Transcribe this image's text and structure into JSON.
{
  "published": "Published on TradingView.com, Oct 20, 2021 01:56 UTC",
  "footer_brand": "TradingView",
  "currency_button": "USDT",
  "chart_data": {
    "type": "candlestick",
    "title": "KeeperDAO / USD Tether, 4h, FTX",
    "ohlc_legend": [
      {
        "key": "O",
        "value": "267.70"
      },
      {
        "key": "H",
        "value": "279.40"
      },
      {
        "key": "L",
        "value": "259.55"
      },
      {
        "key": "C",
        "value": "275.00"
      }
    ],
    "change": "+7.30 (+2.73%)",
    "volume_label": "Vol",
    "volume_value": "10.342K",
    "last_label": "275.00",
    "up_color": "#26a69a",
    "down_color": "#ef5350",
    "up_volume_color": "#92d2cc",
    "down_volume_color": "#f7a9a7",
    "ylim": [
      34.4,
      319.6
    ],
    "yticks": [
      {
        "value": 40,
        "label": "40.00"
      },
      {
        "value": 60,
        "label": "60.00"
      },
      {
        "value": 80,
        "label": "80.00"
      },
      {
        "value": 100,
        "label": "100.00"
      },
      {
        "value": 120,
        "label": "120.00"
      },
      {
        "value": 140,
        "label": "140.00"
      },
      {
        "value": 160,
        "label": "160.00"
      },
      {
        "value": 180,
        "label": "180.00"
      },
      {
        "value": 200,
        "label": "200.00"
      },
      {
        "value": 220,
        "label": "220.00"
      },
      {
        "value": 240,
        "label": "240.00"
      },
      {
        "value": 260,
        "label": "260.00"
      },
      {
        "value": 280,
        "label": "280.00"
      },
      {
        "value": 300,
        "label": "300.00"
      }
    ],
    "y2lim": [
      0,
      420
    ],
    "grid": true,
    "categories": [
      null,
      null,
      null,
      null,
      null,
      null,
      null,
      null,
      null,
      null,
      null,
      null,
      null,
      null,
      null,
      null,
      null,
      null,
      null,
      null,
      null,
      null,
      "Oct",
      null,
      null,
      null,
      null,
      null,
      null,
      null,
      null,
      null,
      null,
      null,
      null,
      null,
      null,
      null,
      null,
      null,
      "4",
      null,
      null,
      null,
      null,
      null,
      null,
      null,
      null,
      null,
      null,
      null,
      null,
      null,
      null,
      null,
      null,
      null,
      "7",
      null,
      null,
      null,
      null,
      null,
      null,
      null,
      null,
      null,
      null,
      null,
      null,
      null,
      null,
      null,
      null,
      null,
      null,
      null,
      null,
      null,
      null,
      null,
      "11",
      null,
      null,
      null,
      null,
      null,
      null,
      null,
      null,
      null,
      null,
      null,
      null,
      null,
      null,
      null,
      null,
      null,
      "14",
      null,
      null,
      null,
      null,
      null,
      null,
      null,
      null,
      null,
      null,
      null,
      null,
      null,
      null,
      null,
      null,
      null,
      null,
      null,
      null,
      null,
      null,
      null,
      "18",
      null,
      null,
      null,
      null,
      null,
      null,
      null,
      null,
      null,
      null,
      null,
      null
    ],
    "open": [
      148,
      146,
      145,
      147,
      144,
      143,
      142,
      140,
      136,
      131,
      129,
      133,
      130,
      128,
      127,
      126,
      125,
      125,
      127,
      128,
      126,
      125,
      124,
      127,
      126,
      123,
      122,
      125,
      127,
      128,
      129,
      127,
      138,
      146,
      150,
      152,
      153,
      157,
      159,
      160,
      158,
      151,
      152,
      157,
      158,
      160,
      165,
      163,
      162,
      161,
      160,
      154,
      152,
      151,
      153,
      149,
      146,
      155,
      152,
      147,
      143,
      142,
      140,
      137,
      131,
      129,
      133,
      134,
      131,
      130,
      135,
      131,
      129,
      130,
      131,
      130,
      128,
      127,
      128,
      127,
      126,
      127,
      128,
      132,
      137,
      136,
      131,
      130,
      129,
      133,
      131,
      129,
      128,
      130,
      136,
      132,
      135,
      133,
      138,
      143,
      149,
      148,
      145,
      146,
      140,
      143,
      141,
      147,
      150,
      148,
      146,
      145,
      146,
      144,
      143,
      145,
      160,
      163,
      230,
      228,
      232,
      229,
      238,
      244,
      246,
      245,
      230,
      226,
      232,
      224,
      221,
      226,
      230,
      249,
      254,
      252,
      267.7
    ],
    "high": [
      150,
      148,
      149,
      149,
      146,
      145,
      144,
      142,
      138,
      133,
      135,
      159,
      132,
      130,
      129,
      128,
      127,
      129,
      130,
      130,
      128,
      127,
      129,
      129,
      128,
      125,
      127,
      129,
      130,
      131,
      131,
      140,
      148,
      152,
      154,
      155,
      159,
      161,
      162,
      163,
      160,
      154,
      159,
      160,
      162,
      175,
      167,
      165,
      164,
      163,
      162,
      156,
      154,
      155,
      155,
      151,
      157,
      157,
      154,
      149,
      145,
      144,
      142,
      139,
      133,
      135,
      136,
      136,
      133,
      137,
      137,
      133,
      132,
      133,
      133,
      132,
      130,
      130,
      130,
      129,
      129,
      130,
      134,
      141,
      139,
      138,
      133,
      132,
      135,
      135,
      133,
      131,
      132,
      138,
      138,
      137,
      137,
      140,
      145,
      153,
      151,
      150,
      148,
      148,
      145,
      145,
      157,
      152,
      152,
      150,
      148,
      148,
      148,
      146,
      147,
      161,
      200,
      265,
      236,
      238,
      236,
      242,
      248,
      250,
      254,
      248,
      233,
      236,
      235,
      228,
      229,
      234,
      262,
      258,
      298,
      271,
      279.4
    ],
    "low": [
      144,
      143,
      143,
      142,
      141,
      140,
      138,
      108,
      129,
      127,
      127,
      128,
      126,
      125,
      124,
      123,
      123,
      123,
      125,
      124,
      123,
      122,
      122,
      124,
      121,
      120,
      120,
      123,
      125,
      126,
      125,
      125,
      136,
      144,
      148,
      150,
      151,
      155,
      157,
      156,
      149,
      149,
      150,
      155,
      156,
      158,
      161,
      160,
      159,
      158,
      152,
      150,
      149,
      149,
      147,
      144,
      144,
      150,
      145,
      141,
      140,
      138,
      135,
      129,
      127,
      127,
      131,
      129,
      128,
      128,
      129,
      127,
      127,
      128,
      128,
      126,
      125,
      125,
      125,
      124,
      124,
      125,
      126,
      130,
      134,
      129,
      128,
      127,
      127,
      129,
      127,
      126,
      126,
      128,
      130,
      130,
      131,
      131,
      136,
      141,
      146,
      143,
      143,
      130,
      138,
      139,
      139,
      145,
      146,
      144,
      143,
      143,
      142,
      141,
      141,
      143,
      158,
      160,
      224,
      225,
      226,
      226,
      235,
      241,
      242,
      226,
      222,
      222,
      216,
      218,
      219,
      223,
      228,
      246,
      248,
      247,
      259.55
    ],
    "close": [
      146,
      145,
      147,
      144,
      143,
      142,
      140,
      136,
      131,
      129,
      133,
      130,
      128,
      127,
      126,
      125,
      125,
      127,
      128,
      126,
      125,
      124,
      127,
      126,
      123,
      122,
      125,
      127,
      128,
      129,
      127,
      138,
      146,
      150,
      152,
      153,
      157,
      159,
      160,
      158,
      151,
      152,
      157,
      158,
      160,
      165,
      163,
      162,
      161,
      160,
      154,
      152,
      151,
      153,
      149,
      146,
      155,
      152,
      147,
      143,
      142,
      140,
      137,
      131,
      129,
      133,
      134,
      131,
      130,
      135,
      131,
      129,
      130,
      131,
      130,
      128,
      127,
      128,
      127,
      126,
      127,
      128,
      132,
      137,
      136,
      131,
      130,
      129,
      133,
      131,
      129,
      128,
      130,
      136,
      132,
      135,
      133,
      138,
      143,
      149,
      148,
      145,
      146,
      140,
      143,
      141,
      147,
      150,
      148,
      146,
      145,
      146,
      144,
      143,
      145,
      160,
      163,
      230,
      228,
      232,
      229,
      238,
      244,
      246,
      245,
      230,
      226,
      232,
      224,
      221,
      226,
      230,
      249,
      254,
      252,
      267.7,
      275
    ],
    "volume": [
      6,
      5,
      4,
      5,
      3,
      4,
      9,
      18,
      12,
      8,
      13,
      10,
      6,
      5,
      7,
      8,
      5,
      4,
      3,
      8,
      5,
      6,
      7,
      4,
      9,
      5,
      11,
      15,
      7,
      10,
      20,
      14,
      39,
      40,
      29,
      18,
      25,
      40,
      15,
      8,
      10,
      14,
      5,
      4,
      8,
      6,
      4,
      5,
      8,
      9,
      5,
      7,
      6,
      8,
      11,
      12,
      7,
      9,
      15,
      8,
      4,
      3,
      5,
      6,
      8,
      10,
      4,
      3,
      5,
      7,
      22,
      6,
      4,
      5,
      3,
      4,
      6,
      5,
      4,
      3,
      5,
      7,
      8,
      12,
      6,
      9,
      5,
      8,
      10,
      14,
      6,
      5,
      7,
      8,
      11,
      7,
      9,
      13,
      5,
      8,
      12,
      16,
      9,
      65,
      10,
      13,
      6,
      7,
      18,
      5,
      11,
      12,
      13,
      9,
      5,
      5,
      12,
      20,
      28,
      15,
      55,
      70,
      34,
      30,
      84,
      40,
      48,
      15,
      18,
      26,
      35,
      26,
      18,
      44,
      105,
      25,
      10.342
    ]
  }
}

*****

#### Exercise instructions
How many lines of these entries hold the string "TradingView"? Answer with the number alone.

#### Result of the task
2